[What is asked]: From the data that follows, copy every line holding the string "Power".

[Data records]:
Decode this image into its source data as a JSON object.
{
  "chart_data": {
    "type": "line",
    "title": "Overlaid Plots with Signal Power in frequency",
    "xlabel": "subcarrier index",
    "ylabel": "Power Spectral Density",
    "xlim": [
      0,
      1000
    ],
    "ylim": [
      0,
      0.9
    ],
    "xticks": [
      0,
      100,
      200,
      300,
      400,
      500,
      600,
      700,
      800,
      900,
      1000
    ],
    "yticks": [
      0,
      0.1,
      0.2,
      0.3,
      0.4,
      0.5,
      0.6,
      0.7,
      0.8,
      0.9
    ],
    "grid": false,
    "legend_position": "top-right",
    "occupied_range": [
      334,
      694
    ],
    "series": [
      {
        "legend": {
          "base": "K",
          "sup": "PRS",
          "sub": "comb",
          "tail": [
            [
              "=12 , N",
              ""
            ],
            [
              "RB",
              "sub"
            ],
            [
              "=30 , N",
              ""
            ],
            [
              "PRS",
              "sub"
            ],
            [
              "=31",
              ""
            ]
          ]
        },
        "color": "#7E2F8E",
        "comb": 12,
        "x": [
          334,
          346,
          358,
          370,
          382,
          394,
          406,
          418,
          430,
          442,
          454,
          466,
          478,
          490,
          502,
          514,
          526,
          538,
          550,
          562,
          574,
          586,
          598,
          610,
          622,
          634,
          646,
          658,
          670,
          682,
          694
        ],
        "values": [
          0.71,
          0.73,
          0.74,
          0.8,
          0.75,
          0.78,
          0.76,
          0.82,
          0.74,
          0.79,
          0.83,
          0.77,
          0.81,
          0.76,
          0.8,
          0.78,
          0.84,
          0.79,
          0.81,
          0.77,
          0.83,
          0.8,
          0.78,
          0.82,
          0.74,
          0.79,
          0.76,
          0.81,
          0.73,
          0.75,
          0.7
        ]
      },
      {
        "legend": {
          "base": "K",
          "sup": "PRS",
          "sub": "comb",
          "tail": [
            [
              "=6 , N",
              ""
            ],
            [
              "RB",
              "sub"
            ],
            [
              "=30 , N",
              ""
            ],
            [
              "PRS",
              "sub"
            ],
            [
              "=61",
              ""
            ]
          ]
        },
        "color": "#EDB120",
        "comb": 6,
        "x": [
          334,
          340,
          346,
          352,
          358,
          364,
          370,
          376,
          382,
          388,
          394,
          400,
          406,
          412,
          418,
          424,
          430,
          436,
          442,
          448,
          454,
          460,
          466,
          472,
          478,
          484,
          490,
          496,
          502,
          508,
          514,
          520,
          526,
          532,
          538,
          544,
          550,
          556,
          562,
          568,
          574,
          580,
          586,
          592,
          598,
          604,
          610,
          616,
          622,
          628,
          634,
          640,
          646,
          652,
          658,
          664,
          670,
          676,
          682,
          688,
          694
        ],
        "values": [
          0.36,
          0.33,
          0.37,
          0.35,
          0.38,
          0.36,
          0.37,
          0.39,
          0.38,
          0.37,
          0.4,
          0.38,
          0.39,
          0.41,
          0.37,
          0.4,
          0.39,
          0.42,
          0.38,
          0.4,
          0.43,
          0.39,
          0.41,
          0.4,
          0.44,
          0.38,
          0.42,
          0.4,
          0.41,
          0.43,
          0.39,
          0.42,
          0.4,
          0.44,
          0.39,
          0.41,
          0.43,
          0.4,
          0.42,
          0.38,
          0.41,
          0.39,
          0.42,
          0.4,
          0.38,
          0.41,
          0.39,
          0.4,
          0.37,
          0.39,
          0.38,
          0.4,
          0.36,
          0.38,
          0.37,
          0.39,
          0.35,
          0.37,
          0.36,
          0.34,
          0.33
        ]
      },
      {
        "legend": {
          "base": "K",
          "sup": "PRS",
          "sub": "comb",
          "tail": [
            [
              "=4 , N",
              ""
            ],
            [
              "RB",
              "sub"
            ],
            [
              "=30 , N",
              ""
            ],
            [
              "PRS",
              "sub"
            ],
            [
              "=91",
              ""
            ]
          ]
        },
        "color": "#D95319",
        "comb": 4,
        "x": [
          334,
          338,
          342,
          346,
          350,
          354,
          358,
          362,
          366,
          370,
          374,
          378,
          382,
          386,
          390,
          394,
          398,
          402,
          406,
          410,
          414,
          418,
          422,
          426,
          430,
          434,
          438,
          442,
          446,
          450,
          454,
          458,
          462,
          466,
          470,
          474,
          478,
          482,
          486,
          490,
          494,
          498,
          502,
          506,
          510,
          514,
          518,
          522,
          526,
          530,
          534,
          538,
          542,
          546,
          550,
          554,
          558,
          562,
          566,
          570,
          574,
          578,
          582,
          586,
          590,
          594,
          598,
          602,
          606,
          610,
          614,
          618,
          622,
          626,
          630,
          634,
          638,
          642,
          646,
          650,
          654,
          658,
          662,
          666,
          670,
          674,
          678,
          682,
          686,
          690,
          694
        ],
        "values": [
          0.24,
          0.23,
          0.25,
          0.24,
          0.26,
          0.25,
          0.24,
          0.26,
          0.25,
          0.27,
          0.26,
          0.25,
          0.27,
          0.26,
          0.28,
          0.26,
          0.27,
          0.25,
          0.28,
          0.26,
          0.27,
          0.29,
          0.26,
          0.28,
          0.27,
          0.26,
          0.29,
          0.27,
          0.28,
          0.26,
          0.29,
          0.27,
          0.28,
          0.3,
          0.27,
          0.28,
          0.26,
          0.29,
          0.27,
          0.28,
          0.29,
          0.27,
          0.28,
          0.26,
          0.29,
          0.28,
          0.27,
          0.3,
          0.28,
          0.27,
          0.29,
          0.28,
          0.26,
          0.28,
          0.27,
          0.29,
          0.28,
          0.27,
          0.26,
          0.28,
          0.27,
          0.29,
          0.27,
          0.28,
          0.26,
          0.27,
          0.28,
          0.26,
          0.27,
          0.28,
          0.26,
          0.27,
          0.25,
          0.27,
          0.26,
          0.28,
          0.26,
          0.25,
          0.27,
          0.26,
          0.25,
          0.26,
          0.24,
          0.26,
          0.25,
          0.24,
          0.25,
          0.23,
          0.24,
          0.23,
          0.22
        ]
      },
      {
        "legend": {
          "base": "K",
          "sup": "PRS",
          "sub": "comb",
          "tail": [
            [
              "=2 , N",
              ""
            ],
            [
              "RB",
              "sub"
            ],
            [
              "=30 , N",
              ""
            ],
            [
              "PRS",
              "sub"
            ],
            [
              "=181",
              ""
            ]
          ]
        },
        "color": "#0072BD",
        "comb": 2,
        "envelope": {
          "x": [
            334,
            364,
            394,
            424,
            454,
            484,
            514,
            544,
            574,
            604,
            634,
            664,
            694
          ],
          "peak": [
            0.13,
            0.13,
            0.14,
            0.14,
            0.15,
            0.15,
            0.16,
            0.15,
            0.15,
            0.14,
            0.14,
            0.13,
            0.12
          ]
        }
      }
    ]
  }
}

[Solution for this exercise]:
    "title": "Overlaid Plots with Signal Power in frequency",
    "ylabel": "Power Spectral Density",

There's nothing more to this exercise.